_Excerpted records_
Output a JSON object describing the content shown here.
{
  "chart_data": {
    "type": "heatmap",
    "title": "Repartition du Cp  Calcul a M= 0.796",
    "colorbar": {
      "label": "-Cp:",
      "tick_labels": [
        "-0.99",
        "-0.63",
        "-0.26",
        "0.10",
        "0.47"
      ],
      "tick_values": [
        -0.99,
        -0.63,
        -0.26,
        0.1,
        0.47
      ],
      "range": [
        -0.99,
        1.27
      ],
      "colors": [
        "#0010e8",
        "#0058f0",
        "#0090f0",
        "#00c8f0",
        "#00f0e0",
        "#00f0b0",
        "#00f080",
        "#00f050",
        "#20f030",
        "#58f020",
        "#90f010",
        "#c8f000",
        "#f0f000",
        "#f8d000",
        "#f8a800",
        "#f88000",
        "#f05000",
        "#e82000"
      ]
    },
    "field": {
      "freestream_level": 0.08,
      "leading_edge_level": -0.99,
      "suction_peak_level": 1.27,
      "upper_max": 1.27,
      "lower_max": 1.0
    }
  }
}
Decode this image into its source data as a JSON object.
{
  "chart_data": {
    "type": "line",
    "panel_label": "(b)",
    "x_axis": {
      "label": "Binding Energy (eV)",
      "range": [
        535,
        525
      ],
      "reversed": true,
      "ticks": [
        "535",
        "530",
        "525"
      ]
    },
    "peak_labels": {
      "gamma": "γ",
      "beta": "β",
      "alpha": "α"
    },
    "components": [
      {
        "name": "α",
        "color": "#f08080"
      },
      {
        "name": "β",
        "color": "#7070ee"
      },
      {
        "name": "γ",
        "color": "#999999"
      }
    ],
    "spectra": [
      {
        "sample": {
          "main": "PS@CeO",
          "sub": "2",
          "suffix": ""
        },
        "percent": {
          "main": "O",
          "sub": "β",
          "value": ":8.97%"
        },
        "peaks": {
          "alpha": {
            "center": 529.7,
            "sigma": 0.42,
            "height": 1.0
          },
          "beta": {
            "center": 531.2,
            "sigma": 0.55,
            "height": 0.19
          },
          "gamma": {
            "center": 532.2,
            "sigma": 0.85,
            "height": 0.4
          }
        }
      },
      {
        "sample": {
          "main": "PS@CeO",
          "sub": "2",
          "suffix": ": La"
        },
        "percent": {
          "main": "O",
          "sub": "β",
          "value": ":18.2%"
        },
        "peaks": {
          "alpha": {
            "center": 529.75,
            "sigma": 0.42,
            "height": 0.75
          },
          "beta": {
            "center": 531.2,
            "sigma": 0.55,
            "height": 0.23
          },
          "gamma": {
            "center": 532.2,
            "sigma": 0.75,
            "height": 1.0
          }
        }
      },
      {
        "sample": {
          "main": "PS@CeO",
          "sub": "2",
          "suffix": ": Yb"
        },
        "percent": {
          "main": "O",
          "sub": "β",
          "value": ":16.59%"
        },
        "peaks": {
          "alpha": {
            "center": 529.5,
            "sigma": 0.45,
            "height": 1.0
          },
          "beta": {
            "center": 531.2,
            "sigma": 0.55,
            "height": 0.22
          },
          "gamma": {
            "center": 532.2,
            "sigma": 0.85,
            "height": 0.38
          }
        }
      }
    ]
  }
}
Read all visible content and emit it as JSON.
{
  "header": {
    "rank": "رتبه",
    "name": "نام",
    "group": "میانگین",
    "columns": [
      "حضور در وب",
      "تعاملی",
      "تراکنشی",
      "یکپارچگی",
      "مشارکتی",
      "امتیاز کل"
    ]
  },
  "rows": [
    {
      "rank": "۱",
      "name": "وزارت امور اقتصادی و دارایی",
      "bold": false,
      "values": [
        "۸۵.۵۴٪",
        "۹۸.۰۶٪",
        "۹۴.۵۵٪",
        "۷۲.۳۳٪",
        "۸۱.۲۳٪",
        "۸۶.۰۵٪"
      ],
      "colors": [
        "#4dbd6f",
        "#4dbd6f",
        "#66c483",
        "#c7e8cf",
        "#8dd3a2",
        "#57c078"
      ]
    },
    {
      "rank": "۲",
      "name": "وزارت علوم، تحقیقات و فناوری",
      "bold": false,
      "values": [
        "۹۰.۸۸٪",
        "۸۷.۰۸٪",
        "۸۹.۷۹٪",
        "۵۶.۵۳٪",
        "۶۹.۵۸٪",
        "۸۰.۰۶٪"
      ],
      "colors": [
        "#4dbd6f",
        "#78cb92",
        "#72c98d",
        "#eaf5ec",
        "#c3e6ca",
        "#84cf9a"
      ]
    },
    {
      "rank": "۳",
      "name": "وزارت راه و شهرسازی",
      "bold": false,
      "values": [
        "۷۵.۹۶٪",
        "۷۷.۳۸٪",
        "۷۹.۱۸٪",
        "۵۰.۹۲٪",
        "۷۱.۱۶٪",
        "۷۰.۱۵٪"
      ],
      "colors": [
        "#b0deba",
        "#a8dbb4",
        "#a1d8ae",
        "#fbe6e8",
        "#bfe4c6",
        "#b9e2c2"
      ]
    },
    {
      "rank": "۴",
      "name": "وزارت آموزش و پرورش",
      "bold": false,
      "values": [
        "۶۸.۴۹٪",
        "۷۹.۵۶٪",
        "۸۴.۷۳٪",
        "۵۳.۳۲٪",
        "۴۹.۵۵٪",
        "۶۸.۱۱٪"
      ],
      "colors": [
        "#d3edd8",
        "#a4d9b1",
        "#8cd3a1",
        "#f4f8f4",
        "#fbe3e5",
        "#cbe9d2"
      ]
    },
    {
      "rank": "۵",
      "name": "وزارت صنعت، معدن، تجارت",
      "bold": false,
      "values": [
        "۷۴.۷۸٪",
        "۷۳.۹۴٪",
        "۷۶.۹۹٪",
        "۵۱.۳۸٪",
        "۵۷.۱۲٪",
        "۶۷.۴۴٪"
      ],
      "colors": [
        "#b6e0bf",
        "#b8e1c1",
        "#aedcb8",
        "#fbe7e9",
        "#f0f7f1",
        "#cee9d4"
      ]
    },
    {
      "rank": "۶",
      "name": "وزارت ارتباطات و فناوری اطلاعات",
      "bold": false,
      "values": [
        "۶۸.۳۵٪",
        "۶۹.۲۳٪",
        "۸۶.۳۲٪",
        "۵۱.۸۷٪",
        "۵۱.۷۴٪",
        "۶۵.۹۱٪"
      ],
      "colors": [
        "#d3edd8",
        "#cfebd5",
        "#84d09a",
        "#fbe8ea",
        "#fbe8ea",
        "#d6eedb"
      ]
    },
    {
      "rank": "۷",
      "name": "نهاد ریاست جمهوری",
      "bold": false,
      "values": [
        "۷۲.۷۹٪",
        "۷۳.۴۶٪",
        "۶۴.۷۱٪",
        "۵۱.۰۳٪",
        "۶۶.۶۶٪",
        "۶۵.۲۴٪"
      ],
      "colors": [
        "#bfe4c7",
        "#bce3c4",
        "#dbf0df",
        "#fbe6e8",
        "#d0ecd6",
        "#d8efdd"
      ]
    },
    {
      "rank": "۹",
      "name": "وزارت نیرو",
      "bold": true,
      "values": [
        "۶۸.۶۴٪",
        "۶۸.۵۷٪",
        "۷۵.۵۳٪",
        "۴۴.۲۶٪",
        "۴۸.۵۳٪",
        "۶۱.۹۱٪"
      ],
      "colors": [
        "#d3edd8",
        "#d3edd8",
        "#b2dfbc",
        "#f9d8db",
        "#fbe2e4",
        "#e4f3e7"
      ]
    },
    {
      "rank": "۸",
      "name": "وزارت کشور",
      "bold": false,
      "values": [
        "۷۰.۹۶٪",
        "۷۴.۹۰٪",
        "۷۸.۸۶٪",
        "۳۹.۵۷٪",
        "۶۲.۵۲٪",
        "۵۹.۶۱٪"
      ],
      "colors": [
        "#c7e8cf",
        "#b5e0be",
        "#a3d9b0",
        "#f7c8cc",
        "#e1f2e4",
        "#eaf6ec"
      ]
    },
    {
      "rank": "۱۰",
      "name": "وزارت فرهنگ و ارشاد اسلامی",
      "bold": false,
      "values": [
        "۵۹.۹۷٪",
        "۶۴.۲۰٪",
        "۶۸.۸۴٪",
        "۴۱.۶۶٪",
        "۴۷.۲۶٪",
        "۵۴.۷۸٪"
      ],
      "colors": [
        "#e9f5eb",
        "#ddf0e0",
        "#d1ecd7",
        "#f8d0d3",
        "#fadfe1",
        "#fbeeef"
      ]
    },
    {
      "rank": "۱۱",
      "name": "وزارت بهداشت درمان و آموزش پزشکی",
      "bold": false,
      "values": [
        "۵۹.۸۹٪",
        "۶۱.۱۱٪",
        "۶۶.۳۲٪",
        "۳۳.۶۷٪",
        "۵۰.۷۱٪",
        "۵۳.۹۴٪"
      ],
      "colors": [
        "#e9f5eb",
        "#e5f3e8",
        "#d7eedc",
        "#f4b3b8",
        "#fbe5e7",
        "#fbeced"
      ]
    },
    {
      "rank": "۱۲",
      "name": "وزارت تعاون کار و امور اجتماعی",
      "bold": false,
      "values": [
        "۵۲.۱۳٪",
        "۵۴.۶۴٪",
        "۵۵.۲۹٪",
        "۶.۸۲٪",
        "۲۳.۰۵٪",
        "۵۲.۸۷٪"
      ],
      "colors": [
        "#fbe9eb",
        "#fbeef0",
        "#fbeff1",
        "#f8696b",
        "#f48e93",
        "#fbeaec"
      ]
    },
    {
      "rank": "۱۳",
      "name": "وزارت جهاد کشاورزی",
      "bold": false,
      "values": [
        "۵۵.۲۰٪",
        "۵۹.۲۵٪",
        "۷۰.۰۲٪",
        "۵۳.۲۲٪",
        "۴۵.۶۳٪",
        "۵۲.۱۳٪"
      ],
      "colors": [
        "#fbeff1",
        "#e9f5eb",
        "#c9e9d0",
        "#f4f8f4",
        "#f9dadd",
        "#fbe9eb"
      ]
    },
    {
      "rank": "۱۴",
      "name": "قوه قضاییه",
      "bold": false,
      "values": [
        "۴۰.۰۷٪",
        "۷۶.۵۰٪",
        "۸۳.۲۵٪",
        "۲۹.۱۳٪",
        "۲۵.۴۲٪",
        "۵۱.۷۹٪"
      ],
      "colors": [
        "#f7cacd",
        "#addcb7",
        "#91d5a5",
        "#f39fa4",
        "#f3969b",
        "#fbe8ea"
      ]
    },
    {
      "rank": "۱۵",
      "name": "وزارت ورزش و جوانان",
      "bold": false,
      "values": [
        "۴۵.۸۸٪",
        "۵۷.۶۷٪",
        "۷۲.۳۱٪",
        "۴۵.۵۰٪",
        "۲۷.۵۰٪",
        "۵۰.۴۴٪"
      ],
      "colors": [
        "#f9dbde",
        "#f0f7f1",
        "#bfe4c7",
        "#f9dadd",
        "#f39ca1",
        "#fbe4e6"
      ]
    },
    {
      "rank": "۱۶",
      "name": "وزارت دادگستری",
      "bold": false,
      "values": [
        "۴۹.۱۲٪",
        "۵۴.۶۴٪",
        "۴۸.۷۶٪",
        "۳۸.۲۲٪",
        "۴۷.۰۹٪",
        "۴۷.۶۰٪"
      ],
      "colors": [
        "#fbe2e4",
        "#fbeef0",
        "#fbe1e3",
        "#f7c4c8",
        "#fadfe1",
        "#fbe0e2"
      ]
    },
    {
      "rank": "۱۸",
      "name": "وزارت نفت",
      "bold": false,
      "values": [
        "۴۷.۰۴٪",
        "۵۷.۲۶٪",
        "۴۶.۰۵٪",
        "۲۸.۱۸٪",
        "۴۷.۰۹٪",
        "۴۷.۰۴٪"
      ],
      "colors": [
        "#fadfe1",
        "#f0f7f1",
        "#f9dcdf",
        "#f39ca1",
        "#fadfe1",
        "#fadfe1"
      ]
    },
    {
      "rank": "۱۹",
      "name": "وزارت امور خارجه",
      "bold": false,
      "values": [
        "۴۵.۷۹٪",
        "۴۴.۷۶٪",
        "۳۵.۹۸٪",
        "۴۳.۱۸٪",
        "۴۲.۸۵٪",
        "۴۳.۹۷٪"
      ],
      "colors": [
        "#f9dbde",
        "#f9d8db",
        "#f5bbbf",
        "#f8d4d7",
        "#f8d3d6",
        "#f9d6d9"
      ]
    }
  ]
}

_Exercise description_
Select all lines in the listing that include the word "فناوری".

_Solution to the problem_
      "name": "وزارت علوم، تحقیقات و فناوری",
      "name": "وزارت ارتباطات و فناوری اطلاعات",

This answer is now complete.